(Set exercise) Skip all pictures, then print the remaining material exactly.

(Extracted information)

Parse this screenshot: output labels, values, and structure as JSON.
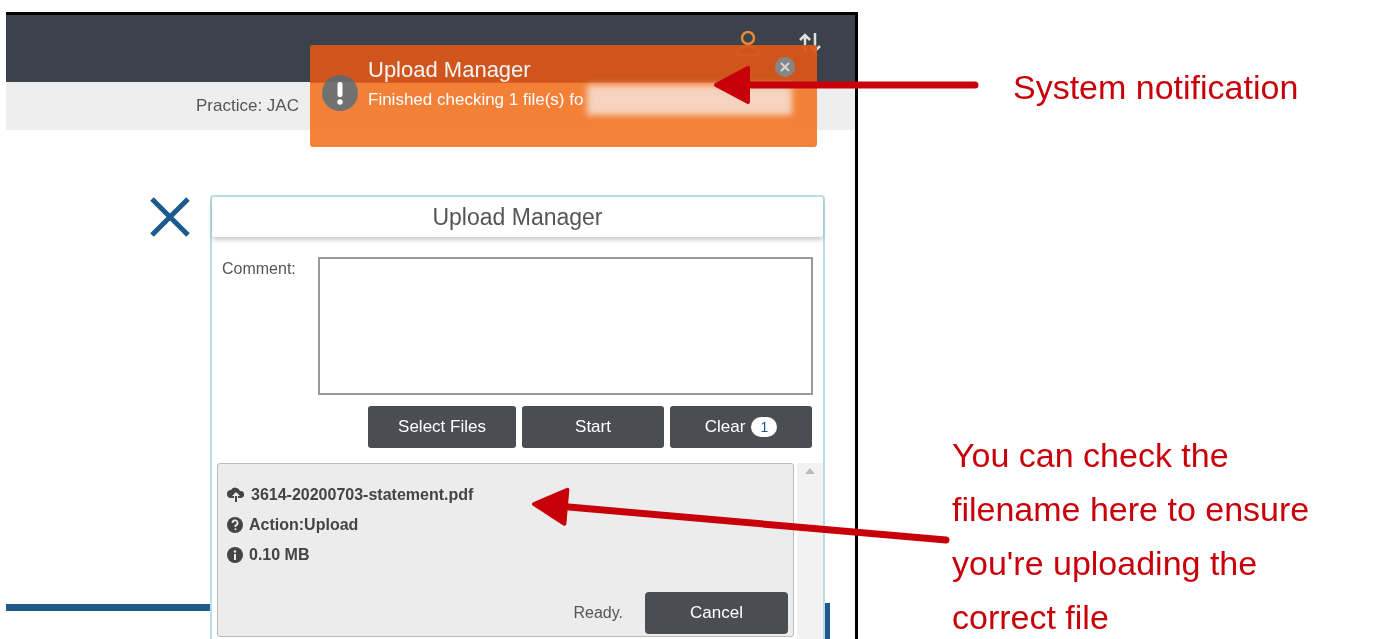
{
  "practice_label": "Practice: JAC",
  "notification": {
    "title": "Upload Manager",
    "message": "Finished checking 1 file(s) fo"
  },
  "upload_manager": {
    "title": "Upload Manager",
    "comment_label": "Comment:",
    "buttons": [
      {
        "label": "Select Files"
      },
      {
        "label": "Start"
      },
      {
        "label": "Clear",
        "badge": "1"
      }
    ],
    "files": [
      {
        "name": "3614-20200703-statement.pdf",
        "action": "Action:Upload",
        "size": "0.10 MB",
        "status": "Ready.",
        "cancel_label": "Cancel"
      }
    ]
  },
  "annotations": [
    {
      "lines": [
        "System notification"
      ]
    },
    {
      "lines": [
        "You can check the",
        "filename here to ensure",
        "you're uploading the",
        "correct file"
      ]
    }
  ]
}
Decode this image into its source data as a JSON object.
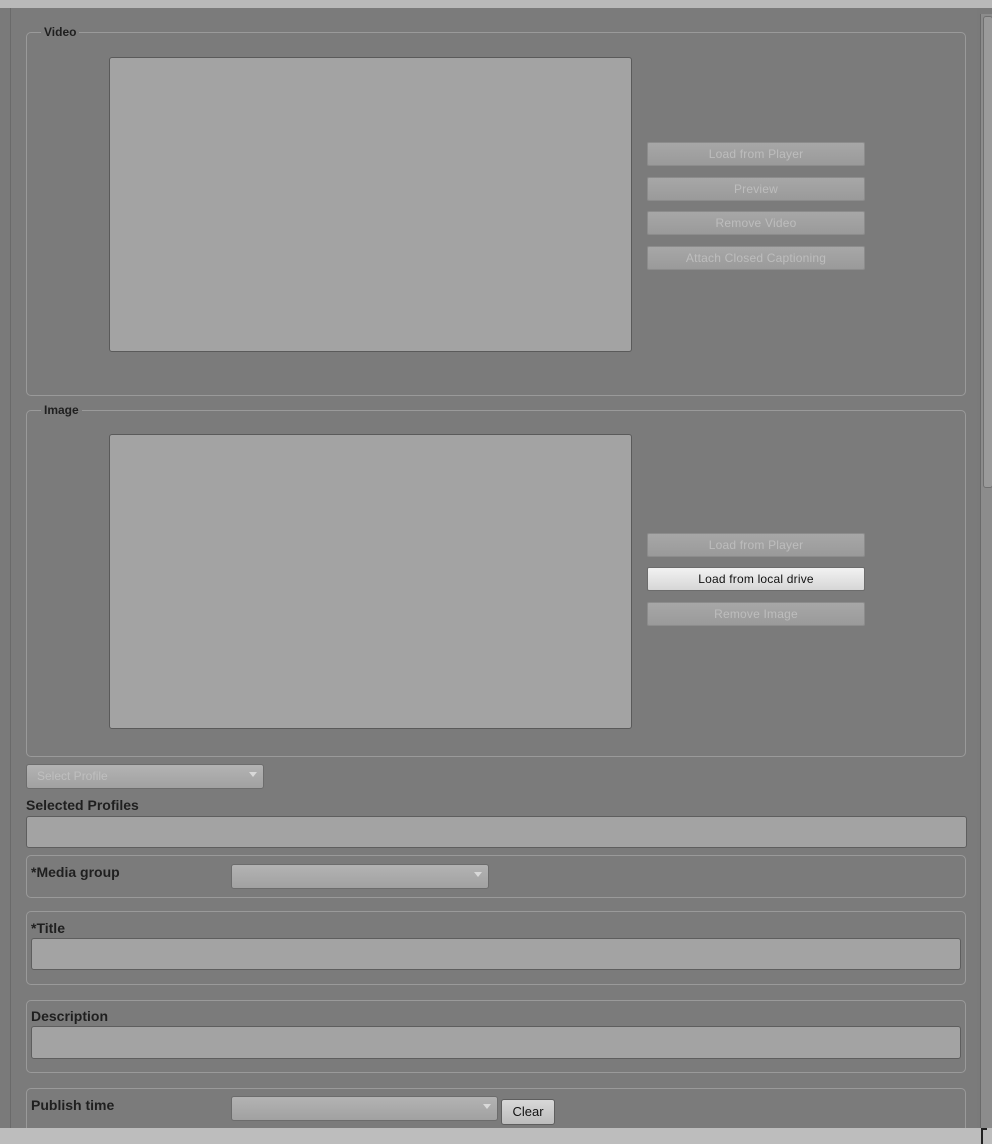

(Answer to the problem)
Parse this screenshot: output labels, values, and structure as JSON.
{
  "practice_label": "Practice: JAC",
  "notification": {
    "title": "Upload Manager",
    "message": "Finished checking 1 file(s) fo"
  },
  "upload_manager": {
    "title": "Upload Manager",
    "comment_label": "Comment:",
    "buttons": [
      {
        "label": "Select Files"
      },
      {
        "label": "Start"
      },
      {
        "label": "Clear",
        "badge": "1"
      }
    ],
    "files": [
      {
        "name": "3614-20200703-statement.pdf",
        "action": "Action:Upload",
        "size": "0.10 MB",
        "status": "Ready.",
        "cancel_label": "Cancel"
      }
    ]
  },
  "annotations": [
    {
      "lines": [
        "System notification"
      ]
    },
    {
      "lines": [
        "You can check the",
        "filename here to ensure",
        "you're uploading the",
        "correct file"
      ]
    }
  ]
}
Decode this image into its source data as a JSON object.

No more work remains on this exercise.